**Stated problem:** Write the material out again exactly.

Rows from a dataset:
• • • • •

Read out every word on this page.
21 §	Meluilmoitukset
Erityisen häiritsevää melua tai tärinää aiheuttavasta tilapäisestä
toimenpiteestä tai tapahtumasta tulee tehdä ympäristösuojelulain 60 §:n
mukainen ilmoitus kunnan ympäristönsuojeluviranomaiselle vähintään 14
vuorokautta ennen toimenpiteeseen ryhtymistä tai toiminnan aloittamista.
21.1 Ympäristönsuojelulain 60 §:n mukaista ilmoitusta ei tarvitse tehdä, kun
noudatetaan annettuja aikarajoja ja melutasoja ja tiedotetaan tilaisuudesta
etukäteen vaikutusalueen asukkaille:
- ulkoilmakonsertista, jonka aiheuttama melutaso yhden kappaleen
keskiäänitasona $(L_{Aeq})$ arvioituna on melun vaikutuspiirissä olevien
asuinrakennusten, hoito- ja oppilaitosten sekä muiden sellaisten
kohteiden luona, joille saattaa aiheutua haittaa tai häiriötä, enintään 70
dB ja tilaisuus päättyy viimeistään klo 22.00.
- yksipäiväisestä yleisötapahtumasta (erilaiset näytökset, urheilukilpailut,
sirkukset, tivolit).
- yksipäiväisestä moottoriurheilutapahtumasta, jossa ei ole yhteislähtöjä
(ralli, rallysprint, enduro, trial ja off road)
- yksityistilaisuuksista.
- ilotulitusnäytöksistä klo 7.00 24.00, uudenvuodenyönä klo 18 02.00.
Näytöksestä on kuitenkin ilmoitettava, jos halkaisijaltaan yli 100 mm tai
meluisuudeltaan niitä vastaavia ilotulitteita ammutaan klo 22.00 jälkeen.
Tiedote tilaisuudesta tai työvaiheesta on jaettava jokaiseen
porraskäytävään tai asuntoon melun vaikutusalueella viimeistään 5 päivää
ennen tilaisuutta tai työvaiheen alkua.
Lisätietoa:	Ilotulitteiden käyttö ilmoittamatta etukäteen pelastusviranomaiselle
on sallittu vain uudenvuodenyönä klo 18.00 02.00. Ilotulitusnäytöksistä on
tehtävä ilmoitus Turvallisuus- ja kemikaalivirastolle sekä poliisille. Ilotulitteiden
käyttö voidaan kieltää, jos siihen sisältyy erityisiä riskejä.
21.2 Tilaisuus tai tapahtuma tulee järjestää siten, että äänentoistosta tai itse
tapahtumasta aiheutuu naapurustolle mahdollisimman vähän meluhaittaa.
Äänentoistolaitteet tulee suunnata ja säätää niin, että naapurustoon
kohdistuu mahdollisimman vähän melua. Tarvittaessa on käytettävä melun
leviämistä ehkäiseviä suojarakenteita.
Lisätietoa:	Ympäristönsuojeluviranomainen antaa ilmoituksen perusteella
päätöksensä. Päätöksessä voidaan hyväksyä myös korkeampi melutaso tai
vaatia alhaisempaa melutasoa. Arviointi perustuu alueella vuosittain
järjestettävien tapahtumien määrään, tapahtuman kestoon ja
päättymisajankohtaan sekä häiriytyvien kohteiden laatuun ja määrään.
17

• • • • •

**Output for this task:**
Read out every word on this page.
21 §	Meluilmoitukset
Erityisen häiritsevää melua tai tärinää aiheuttavasta tilapäisestä
toimenpiteestä tai tapahtumasta tulee tehdä ympäristösuojelulain 60 §:n
mukainen ilmoitus kunnan ympäristönsuojeluviranomaiselle vähintään 14
vuorokautta ennen toimenpiteeseen ryhtymistä tai toiminnan aloittamista.
21.1 Ympäristönsuojelulain 60 §:n mukaista ilmoitusta ei tarvitse tehdä, kun
noudatetaan annettuja aikarajoja ja melutasoja ja tiedotetaan tilaisuudesta
etukäteen vaikutusalueen asukkaille:
- ulkoilmakonsertista, jonka aiheuttama melutaso yhden kappaleen
keskiäänitasona $(L_{Aeq})$ arvioituna on melun vaikutuspiirissä olevien
asuinrakennusten, hoito- ja oppilaitosten sekä muiden sellaisten
kohteiden luona, joille saattaa aiheutua haittaa tai häiriötä, enintään 70
dB ja tilaisuus päättyy viimeistään klo 22.00.
- yksipäiväisestä yleisötapahtumasta (erilaiset näytökset, urheilukilpailut,
sirkukset, tivolit).
- yksipäiväisestä moottoriurheilutapahtumasta, jossa ei ole yhteislähtöjä
(ralli, rallysprint, enduro, trial ja off road)
- yksityistilaisuuksista.
- ilotulitusnäytöksistä klo 7.00 24.00, uudenvuodenyönä klo 18 02.00.
Näytöksestä on kuitenkin ilmoitettava, jos halkaisijaltaan yli 100 mm tai
meluisuudeltaan niitä vastaavia ilotulitteita ammutaan klo 22.00 jälkeen.
Tiedote tilaisuudesta tai työvaiheesta on jaettava jokaiseen
porraskäytävään tai asuntoon melun vaikutusalueella viimeistään 5 päivää
ennen tilaisuutta tai työvaiheen alkua.
Lisätietoa:	Ilotulitteiden käyttö ilmoittamatta etukäteen pelastusviranomaiselle
on sallittu vain uudenvuodenyönä klo 18.00 02.00. Ilotulitusnäytöksistä on
tehtävä ilmoitus Turvallisuus- ja kemikaalivirastolle sekä poliisille. Ilotulitteiden
käyttö voidaan kieltää, jos siihen sisältyy erityisiä riskejä.
21.2 Tilaisuus tai tapahtuma tulee järjestää siten, että äänentoistosta tai itse
tapahtumasta aiheutuu naapurustolle mahdollisimman vähän meluhaittaa.
Äänentoistolaitteet tulee suunnata ja säätää niin, että naapurustoon
kohdistuu mahdollisimman vähän melua. Tarvittaessa on käytettävä melun
leviämistä ehkäiseviä suojarakenteita.
Lisätietoa:	Ympäristönsuojeluviranomainen antaa ilmoituksen perusteella
päätöksensä. Päätöksessä voidaan hyväksyä myös korkeampi melutaso tai
vaatia alhaisempaa melutasoa. Arviointi perustuu alueella vuosittain
järjestettävien tapahtumien määrään, tapahtuman kestoon ja
päättymisajankohtaan sekä häiriytyvien kohteiden laatuun ja määrään.
17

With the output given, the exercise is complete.